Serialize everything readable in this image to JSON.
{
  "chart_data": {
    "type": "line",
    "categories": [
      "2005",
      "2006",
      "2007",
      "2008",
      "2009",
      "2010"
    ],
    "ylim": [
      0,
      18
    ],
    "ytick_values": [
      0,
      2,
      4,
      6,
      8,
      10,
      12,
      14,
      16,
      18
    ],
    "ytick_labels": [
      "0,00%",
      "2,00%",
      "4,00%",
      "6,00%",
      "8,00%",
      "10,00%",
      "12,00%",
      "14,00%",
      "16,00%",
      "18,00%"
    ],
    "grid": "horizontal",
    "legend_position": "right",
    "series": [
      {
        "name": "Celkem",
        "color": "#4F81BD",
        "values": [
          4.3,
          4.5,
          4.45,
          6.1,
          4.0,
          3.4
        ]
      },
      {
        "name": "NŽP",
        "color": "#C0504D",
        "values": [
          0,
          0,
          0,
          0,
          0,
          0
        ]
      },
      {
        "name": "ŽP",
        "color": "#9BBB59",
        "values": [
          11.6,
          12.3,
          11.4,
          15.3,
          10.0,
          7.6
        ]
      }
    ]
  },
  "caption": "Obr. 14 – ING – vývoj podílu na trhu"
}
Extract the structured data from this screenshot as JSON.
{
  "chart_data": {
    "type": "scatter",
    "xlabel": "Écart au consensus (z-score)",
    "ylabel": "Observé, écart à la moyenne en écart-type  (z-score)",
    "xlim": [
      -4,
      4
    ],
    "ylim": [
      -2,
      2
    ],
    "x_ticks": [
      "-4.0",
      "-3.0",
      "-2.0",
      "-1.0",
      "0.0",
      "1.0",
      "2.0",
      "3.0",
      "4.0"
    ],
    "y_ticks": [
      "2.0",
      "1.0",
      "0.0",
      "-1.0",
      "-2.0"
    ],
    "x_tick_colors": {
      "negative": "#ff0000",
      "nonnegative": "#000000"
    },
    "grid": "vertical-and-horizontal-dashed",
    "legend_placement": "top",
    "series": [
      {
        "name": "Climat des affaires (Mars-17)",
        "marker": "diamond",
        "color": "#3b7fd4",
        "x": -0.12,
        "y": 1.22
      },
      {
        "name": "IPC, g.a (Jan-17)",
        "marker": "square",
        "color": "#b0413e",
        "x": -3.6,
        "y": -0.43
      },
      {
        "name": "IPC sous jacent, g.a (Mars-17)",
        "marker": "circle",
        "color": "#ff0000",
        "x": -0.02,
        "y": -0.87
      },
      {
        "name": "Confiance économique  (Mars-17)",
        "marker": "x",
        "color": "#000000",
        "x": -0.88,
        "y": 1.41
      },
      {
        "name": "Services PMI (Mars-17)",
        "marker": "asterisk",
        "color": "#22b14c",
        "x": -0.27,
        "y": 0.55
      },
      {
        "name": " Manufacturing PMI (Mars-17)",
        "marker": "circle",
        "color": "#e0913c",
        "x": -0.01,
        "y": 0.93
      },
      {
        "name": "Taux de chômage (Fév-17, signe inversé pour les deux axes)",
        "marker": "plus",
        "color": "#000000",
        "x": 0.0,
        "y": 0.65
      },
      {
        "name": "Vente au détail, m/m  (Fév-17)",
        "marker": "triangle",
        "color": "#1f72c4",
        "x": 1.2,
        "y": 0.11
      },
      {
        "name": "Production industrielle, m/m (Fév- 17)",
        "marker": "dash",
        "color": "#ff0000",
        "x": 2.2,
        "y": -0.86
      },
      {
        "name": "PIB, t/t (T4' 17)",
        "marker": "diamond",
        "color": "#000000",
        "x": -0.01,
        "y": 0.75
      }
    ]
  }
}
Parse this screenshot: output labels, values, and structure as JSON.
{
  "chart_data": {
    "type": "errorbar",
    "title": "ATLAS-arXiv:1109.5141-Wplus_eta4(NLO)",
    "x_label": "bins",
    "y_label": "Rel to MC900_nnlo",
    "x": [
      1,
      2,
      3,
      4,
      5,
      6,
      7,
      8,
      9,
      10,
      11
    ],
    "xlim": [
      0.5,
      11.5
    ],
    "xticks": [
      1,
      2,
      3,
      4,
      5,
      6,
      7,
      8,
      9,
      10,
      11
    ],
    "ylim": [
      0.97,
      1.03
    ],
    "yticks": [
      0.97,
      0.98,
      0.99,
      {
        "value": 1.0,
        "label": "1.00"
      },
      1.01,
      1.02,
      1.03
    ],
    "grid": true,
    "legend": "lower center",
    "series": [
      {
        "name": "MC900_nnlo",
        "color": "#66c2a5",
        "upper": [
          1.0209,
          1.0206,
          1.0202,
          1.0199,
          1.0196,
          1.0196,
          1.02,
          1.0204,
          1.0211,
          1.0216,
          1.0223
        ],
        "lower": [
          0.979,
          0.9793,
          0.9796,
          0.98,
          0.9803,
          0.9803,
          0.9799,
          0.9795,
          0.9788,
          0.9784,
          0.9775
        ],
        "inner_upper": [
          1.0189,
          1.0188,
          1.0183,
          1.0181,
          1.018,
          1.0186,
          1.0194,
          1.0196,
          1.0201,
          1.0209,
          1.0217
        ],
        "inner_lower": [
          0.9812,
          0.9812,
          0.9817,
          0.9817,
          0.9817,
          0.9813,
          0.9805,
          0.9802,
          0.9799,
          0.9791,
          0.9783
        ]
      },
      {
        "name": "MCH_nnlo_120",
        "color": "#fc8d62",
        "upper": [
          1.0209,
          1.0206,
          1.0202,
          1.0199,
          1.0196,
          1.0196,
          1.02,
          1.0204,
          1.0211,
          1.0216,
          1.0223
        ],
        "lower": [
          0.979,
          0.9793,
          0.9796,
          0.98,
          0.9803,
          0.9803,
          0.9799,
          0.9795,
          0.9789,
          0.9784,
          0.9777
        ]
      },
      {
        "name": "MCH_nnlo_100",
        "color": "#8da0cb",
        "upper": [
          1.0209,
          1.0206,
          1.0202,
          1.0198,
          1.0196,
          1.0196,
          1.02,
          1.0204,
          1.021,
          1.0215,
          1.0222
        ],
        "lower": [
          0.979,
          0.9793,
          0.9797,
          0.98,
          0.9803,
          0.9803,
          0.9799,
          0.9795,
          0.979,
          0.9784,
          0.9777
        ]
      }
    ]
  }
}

> [Exercise goal] Some lines of the records may hold the word "score". How many do? Answer with a number and nothing else.

> [Output of the exercise] 2